Annotated region listings
· · · · ·

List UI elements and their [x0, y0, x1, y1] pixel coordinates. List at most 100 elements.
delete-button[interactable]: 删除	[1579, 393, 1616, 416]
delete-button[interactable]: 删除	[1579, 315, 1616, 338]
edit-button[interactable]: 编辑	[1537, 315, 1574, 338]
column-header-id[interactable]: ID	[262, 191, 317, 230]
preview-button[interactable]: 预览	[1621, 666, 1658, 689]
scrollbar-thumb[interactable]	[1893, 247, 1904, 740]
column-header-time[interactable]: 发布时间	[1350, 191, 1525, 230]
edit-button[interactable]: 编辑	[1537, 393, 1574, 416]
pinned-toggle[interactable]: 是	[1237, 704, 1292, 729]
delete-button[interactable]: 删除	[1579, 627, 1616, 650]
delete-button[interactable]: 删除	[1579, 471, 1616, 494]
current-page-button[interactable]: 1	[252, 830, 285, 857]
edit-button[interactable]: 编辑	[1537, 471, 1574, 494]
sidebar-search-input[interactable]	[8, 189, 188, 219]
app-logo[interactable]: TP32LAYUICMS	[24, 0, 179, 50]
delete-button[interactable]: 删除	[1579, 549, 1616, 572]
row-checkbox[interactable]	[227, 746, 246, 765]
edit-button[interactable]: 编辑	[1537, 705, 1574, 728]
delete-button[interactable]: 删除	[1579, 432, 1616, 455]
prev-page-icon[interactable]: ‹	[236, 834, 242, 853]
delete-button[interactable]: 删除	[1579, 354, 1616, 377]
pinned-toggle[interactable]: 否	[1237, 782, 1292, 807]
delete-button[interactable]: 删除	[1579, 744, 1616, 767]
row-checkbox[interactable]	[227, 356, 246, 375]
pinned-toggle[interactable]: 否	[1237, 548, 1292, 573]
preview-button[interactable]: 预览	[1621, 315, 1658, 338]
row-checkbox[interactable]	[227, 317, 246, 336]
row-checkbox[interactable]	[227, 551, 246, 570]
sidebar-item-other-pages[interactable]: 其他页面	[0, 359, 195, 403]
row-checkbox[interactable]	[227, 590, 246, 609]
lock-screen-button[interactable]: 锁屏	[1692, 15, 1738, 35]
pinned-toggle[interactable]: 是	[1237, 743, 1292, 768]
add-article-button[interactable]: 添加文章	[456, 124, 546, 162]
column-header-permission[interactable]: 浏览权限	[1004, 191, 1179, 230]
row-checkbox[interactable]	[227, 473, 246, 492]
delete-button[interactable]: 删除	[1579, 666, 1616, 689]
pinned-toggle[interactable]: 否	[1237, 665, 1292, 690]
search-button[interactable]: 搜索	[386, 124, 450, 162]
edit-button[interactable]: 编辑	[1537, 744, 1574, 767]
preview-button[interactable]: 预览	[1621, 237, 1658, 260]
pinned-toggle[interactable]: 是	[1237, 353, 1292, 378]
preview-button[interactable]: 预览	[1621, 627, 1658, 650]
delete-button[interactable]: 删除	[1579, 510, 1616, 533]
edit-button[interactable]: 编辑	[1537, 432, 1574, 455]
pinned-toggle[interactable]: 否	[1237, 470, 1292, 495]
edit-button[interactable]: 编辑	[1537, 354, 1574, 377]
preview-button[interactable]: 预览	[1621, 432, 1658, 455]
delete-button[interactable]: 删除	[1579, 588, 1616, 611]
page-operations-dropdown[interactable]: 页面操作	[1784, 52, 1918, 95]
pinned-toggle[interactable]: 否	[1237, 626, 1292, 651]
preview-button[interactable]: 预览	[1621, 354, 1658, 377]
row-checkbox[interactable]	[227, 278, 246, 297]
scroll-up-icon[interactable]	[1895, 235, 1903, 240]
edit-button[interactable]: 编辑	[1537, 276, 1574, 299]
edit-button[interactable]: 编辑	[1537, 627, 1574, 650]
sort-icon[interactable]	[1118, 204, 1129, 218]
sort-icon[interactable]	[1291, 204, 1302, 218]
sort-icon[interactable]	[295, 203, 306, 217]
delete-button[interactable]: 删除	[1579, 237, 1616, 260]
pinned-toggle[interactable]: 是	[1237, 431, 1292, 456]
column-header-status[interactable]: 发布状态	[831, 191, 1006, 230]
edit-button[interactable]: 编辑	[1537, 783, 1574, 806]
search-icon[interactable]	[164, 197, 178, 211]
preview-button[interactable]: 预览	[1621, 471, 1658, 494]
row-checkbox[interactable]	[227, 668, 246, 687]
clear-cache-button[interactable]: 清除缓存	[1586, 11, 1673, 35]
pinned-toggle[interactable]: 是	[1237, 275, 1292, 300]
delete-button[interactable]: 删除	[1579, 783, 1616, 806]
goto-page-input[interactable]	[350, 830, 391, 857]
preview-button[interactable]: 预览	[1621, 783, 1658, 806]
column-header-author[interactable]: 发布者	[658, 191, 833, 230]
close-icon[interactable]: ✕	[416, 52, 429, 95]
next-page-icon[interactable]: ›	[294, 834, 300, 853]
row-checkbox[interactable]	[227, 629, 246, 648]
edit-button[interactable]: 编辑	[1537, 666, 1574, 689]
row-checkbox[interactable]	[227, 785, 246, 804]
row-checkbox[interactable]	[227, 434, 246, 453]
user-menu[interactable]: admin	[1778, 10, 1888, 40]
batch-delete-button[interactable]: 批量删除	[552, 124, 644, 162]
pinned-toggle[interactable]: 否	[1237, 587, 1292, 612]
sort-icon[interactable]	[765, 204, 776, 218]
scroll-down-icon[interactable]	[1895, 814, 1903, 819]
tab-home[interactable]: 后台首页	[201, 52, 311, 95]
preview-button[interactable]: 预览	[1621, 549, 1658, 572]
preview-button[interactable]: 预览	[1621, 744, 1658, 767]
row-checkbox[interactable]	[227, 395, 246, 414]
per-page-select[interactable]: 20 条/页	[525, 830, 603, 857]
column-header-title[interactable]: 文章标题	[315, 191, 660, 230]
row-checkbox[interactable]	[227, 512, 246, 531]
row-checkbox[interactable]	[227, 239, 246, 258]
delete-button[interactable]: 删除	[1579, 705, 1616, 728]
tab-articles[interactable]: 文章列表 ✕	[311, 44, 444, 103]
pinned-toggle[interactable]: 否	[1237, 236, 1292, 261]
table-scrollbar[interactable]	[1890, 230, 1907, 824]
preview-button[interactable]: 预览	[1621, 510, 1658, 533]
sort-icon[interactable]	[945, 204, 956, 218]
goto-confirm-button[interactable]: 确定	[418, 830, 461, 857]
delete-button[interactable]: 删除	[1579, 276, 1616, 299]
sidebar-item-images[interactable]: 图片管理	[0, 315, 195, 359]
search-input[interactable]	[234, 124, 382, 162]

· · · · ·

**Task prompt:**
Reproduce the lines of the material from its first line up to and including the line with "317, 246, 336]".

**Task output:**
List UI elements and their [x0, y0, x1, y1] pixel coordinates. List at most 100 elements.
delete-button[interactable]: 删除	[1579, 393, 1616, 416]
delete-button[interactable]: 删除	[1579, 315, 1616, 338]
edit-button[interactable]: 编辑	[1537, 315, 1574, 338]
column-header-id[interactable]: ID	[262, 191, 317, 230]
preview-button[interactable]: 预览	[1621, 666, 1658, 689]
scrollbar-thumb[interactable]	[1893, 247, 1904, 740]
column-header-time[interactable]: 发布时间	[1350, 191, 1525, 230]
edit-button[interactable]: 编辑	[1537, 393, 1574, 416]
pinned-toggle[interactable]: 是	[1237, 704, 1292, 729]
delete-button[interactable]: 删除	[1579, 627, 1616, 650]
delete-button[interactable]: 删除	[1579, 471, 1616, 494]
current-page-button[interactable]: 1	[252, 830, 285, 857]
edit-button[interactable]: 编辑	[1537, 471, 1574, 494]
sidebar-search-input[interactable]	[8, 189, 188, 219]
app-logo[interactable]: TP32LAYUICMS	[24, 0, 179, 50]
delete-button[interactable]: 删除	[1579, 549, 1616, 572]
row-checkbox[interactable]	[227, 746, 246, 765]
edit-button[interactable]: 编辑	[1537, 705, 1574, 728]
delete-button[interactable]: 删除	[1579, 432, 1616, 455]
prev-page-icon[interactable]: ‹	[236, 834, 242, 853]
delete-button[interactable]: 删除	[1579, 354, 1616, 377]
pinned-toggle[interactable]: 否	[1237, 782, 1292, 807]
delete-button[interactable]: 删除	[1579, 744, 1616, 767]
row-checkbox[interactable]	[227, 356, 246, 375]
pinned-toggle[interactable]: 否	[1237, 548, 1292, 573]
preview-button[interactable]: 预览	[1621, 315, 1658, 338]
row-checkbox[interactable]	[227, 317, 246, 336]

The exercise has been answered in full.